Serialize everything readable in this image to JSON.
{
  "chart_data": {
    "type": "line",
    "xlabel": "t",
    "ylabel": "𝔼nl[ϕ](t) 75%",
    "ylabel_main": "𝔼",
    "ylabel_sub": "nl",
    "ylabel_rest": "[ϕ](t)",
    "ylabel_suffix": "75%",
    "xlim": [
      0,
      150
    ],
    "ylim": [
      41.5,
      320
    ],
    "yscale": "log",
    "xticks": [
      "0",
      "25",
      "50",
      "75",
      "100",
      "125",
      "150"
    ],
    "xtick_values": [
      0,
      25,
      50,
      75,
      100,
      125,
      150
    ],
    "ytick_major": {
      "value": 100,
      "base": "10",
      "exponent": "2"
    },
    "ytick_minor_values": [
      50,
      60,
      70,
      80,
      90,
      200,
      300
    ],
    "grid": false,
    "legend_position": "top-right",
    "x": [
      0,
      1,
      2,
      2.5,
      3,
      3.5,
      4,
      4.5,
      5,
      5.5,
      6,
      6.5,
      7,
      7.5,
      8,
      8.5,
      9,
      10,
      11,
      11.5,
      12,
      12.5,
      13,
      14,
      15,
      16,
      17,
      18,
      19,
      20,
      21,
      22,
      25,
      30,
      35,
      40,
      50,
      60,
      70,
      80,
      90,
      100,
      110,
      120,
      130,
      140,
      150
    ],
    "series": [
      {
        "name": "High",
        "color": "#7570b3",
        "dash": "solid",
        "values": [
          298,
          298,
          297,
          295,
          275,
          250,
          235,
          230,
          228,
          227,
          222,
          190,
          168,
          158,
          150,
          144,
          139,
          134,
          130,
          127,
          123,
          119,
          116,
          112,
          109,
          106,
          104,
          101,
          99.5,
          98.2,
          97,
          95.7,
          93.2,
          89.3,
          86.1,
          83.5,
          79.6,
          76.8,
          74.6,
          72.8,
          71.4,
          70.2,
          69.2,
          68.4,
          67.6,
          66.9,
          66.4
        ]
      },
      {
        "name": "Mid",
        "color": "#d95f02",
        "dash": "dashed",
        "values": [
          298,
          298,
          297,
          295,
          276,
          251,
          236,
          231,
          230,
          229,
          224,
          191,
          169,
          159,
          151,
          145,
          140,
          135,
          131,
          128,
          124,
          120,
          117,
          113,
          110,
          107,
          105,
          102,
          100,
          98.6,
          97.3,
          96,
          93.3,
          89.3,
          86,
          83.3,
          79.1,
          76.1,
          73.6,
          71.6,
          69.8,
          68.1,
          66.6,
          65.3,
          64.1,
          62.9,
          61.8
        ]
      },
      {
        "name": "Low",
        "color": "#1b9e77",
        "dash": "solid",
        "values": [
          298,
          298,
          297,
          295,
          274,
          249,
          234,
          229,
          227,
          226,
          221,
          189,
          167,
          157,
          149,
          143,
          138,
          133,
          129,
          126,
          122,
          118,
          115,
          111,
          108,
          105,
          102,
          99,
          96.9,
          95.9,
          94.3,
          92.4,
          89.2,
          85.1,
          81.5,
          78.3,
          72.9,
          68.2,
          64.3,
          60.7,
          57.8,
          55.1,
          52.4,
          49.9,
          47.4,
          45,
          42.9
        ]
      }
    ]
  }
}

=-=-=-=-=

Set exercise
Pull out each line of the records holding the string "color".

Answer to the problem
        "color": "#7570b3",
        "color": "#d95f02",
        "color": "#1b9e77",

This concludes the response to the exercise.